Data listing:
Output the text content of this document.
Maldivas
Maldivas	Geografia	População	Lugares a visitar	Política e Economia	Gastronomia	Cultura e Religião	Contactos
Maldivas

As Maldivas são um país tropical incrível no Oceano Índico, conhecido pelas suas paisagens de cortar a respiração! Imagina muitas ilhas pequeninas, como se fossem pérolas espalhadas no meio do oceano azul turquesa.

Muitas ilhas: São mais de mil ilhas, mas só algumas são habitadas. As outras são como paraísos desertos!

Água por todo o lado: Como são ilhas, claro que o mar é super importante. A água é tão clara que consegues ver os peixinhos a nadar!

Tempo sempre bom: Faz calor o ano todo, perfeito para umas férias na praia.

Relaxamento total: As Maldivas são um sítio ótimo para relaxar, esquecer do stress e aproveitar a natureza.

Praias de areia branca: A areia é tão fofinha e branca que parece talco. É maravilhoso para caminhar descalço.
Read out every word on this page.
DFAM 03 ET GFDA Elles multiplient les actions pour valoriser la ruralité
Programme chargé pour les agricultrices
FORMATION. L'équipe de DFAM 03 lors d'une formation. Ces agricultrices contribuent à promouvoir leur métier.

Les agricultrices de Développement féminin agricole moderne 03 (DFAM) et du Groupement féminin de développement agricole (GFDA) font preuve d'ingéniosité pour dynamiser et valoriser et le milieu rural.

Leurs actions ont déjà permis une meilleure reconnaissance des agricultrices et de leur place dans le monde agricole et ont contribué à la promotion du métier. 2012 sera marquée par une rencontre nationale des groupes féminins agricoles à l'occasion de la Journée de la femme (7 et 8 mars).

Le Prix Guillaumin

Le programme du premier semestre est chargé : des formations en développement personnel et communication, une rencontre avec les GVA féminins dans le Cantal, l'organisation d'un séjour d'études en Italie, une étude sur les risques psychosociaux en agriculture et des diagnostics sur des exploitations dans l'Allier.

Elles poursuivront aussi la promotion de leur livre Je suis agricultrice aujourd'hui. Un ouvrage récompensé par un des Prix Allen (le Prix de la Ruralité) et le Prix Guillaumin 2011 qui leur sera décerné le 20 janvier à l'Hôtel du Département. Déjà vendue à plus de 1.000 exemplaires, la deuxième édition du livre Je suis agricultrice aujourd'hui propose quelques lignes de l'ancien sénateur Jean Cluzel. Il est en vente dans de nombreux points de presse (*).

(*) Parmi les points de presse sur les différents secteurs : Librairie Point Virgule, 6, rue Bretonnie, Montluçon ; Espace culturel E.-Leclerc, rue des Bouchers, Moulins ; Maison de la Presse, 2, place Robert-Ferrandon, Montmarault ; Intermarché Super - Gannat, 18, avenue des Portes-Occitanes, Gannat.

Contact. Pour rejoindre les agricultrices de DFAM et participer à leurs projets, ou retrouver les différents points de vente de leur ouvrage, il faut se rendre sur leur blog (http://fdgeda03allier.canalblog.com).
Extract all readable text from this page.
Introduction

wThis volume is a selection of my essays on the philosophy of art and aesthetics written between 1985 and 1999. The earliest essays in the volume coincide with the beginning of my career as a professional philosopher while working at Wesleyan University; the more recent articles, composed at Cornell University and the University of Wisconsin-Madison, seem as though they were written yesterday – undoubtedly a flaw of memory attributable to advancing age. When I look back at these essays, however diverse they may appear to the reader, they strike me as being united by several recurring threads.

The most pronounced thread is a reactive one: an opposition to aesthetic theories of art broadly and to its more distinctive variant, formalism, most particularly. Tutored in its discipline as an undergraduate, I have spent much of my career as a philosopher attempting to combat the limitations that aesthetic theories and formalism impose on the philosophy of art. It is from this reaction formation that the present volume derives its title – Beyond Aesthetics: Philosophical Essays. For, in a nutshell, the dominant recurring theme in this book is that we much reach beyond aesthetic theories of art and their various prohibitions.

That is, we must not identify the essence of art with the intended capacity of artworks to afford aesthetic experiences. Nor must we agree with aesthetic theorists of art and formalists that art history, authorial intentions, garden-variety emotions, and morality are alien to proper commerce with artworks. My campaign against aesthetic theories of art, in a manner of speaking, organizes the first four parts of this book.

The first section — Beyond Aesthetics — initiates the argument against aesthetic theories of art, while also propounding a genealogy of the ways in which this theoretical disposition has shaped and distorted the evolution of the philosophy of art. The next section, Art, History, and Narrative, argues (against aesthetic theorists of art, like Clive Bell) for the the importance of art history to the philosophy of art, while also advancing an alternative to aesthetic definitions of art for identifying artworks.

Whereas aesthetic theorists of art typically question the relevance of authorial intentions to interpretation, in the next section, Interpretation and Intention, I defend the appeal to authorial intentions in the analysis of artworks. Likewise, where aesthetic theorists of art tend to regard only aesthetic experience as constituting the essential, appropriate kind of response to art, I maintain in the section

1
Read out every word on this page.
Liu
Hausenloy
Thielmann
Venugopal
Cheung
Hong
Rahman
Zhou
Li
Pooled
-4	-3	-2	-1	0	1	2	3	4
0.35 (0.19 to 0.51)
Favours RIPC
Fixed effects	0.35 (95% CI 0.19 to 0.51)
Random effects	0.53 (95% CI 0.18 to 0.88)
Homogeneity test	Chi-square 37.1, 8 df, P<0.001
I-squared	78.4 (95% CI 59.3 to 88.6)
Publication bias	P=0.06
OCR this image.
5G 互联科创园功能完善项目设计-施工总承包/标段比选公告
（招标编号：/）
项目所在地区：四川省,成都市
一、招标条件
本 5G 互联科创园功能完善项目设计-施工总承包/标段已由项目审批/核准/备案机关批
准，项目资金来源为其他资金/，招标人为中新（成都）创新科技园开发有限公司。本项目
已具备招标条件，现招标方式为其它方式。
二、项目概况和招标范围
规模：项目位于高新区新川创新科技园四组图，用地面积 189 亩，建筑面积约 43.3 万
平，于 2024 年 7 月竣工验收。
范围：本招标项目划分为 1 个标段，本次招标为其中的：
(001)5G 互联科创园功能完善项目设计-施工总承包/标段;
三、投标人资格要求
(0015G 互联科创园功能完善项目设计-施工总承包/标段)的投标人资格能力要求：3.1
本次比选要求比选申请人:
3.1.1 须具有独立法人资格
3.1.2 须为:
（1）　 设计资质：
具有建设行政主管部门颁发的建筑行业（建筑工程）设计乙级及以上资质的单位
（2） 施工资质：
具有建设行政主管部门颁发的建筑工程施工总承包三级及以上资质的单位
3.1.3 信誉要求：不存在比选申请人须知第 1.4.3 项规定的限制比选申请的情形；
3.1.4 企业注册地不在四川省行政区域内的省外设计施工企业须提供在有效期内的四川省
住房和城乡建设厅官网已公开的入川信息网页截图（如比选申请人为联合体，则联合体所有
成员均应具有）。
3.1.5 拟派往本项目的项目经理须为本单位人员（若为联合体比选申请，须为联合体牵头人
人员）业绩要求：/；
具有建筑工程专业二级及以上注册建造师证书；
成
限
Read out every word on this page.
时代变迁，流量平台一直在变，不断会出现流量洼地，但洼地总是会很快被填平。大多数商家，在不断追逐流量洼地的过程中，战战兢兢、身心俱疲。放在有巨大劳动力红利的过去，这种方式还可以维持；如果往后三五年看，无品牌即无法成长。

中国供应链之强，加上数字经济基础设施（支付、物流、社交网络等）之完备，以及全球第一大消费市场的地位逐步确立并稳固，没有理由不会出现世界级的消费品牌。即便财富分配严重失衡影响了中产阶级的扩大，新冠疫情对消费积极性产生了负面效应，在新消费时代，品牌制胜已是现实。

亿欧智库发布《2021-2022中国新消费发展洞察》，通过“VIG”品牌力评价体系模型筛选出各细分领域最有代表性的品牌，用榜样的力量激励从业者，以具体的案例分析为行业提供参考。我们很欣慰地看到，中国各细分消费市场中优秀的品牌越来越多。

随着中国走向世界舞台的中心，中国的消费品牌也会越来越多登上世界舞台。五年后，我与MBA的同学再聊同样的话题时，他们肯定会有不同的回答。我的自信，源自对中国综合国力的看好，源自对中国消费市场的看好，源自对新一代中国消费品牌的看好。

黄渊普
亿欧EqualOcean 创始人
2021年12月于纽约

Task description: Include both ends. Return the line holding "OCR this image." and all lines after it in the records above, exactly as written.

Task output:
OCR this image.
5G 互联科创园功能完善项目设计-施工总承包/标段比选公告
（招标编号：/）
项目所在地区：四川省,成都市
一、招标条件
本 5G 互联科创园功能完善项目设计-施工总承包/标段已由项目审批/核准/备案机关批
准，项目资金来源为其他资金/，招标人为中新（成都）创新科技园开发有限公司。本项目
已具备招标条件，现招标方式为其它方式。
二、项目概况和招标范围
规模：项目位于高新区新川创新科技园四组图，用地面积 189 亩，建筑面积约 43.3 万
平，于 2024 年 7 月竣工验收。
范围：本招标项目划分为 1 个标段，本次招标为其中的：
(001)5G 互联科创园功能完善项目设计-施工总承包/标段;
三、投标人资格要求
(0015G 互联科创园功能完善项目设计-施工总承包/标段)的投标人资格能力要求：3.1
本次比选要求比选申请人:
3.1.1 须具有独立法人资格
3.1.2 须为:
（1）　 设计资质：
具有建设行政主管部门颁发的建筑行业（建筑工程）设计乙级及以上资质的单位
（2） 施工资质：
具有建设行政主管部门颁发的建筑工程施工总承包三级及以上资质的单位
3.1.3 信誉要求：不存在比选申请人须知第 1.4.3 项规定的限制比选申请的情形；
3.1.4 企业注册地不在四川省行政区域内的省外设计施工企业须提供在有效期内的四川省
住房和城乡建设厅官网已公开的入川信息网页截图（如比选申请人为联合体，则联合体所有
成员均应具有）。
3.1.5 拟派往本项目的项目经理须为本单位人员（若为联合体比选申请，须为联合体牵头人
人员）业绩要求：/；
具有建筑工程专业二级及以上注册建造师证书；
成
限
Read out every word on this page.
时代变迁，流量平台一直在变，不断会出现流量洼地，但洼地总是会很快被填平。大多数商家，在不断追逐流量洼地的过程中，战战兢兢、身心俱疲。放在有巨大劳动力红利的过去，这种方式还可以维持；如果往后三五年看，无品牌即无法成长。

中国供应链之强，加上数字经济基础设施（支付、物流、社交网络等）之完备，以及全球第一大消费市场的地位逐步确立并稳固，没有理由不会出现世界级的消费品牌。即便财富分配严重失衡影响了中产阶级的扩大，新冠疫情对消费积极性产生了负面效应，在新消费时代，品牌制胜已是现实。

亿欧智库发布《2021-2022中国新消费发展洞察》，通过“VIG”品牌力评价体系模型筛选出各细分领域最有代表性的品牌，用榜样的力量激励从业者，以具体的案例分析为行业提供参考。我们很欣慰地看到，中国各细分消费市场中优秀的品牌越来越多。

随着中国走向世界舞台的中心，中国的消费品牌也会越来越多登上世界舞台。五年后，我与MBA的同学再聊同样的话题时，他们肯定会有不同的回答。我的自信，源自对中国综合国力的看好，源自对中国消费市场的看好，源自对新一代中国消费品牌的看好。

黄渊普
亿欧EqualOcean 创始人
2021年12月于纽约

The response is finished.